Written instruction: Write out each line of the listing as it stands, without the images.

Input rows:
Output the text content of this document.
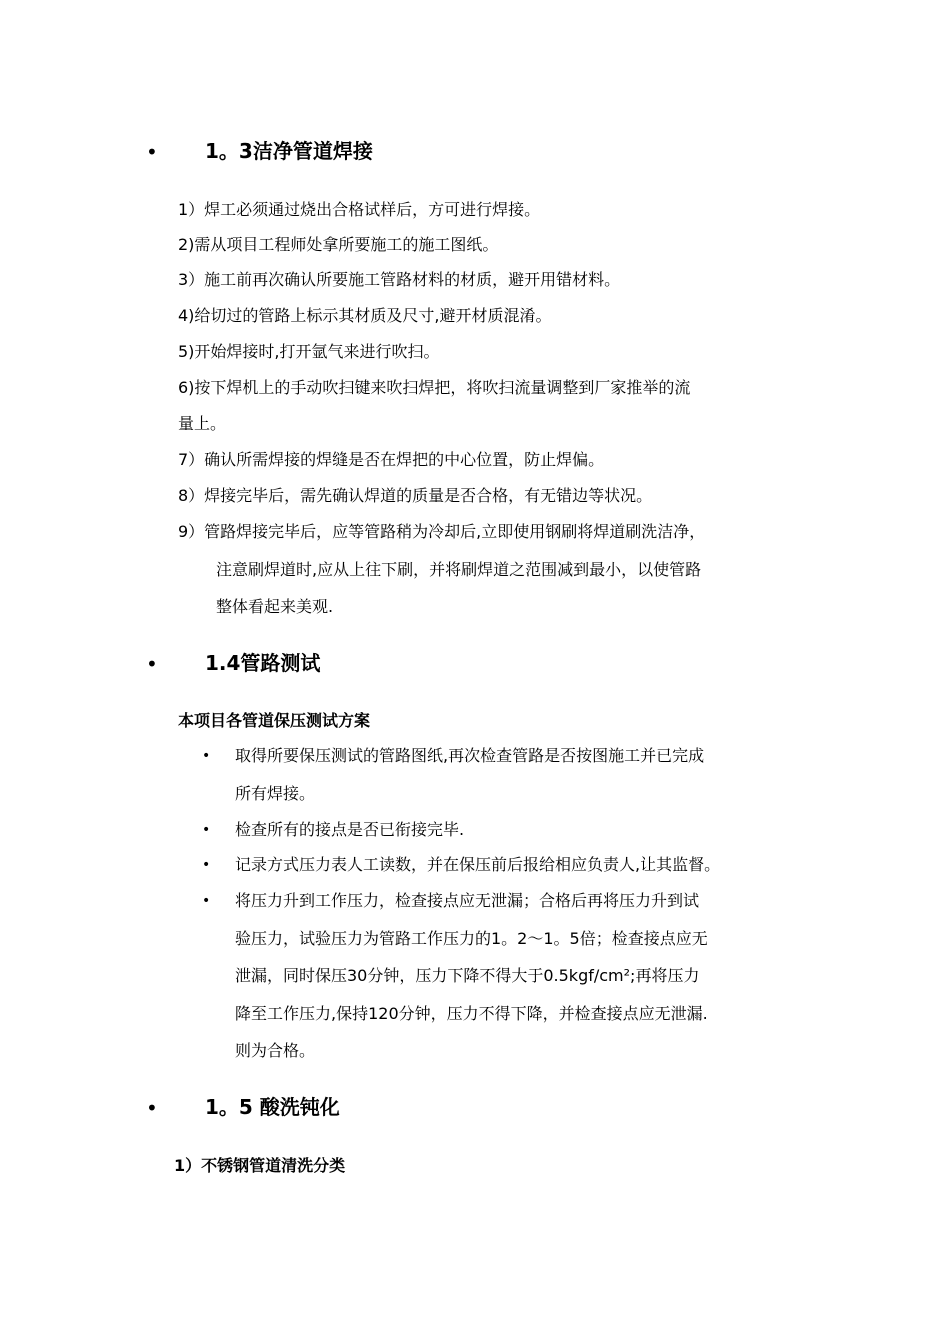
• 1。3洁净管道焊接
1）焊工必须通过烧出合格试样后，方可进行焊接。
2)需从项目工程师处拿所要施工的施工图纸。
3）施工前再次确认所要施工管路材料的材质，避开用错材料。
4)给切过的管路上标示其材质及尺寸,避开材质混淆。
5)开始焊接时,打开氩气来进行吹扫。
6)按下焊机上的手动吹扫键来吹扫焊把，将吹扫流量调整到厂家推举的流
量上。
7）确认所需焊接的焊缝是否在焊把的中心位置，防止焊偏。
8）焊接完毕后，需先确认焊道的质量是否合格，有无错边等状况。
9）管路焊接完毕后，应等管路稍为冷却后,立即使用钢刷将焊道刷洗洁净，
注意刷焊道时,应从上往下刷，并将刷焊道之范围减到最小，以使管路
整体看起来美观.
• 1.4管路测试
本项目各管道保压测试方案
• 取得所要保压测试的管路图纸,再次检查管路是否按图施工并已完成
所有焊接。
• 检查所有的接点是否已衔接完毕.
• 记录方式压力表人工读数，并在保压前后报给相应负责人,让其监督。
• 将压力升到工作压力，检查接点应无泄漏；合格后再将压力升到试
验压力，试验压力为管路工作压力的1。2～1。5倍；检查接点应无
泄漏，同时保压30分钟，压力下降不得大于0.5kgf/cm²;再将压力
降至工作压力,保持120分钟，压力不得下降，并检查接点应无泄漏.
则为合格。
• 1。5 酸洗钝化
1）不锈钢管道清洗分类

The completed task:
Output the text content of this document.
• 1。3洁净管道焊接
1）焊工必须通过烧出合格试样后，方可进行焊接。
2)需从项目工程师处拿所要施工的施工图纸。
3）施工前再次确认所要施工管路材料的材质，避开用错材料。
4)给切过的管路上标示其材质及尺寸,避开材质混淆。
5)开始焊接时,打开氩气来进行吹扫。
6)按下焊机上的手动吹扫键来吹扫焊把，将吹扫流量调整到厂家推举的流
量上。
7）确认所需焊接的焊缝是否在焊把的中心位置，防止焊偏。
8）焊接完毕后，需先确认焊道的质量是否合格，有无错边等状况。
9）管路焊接完毕后，应等管路稍为冷却后,立即使用钢刷将焊道刷洗洁净，
注意刷焊道时,应从上往下刷，并将刷焊道之范围减到最小，以使管路
整体看起来美观.
• 1.4管路测试
本项目各管道保压测试方案
• 取得所要保压测试的管路图纸,再次检查管路是否按图施工并已完成
所有焊接。
• 检查所有的接点是否已衔接完毕.
• 记录方式压力表人工读数，并在保压前后报给相应负责人,让其监督。
• 将压力升到工作压力，检查接点应无泄漏；合格后再将压力升到试
验压力，试验压力为管路工作压力的1。2～1。5倍；检查接点应无
泄漏，同时保压30分钟，压力下降不得大于0.5kgf/cm²;再将压力
降至工作压力,保持120分钟，压力不得下降，并检查接点应无泄漏.
则为合格。
• 1。5 酸洗钝化
1）不锈钢管道清洗分类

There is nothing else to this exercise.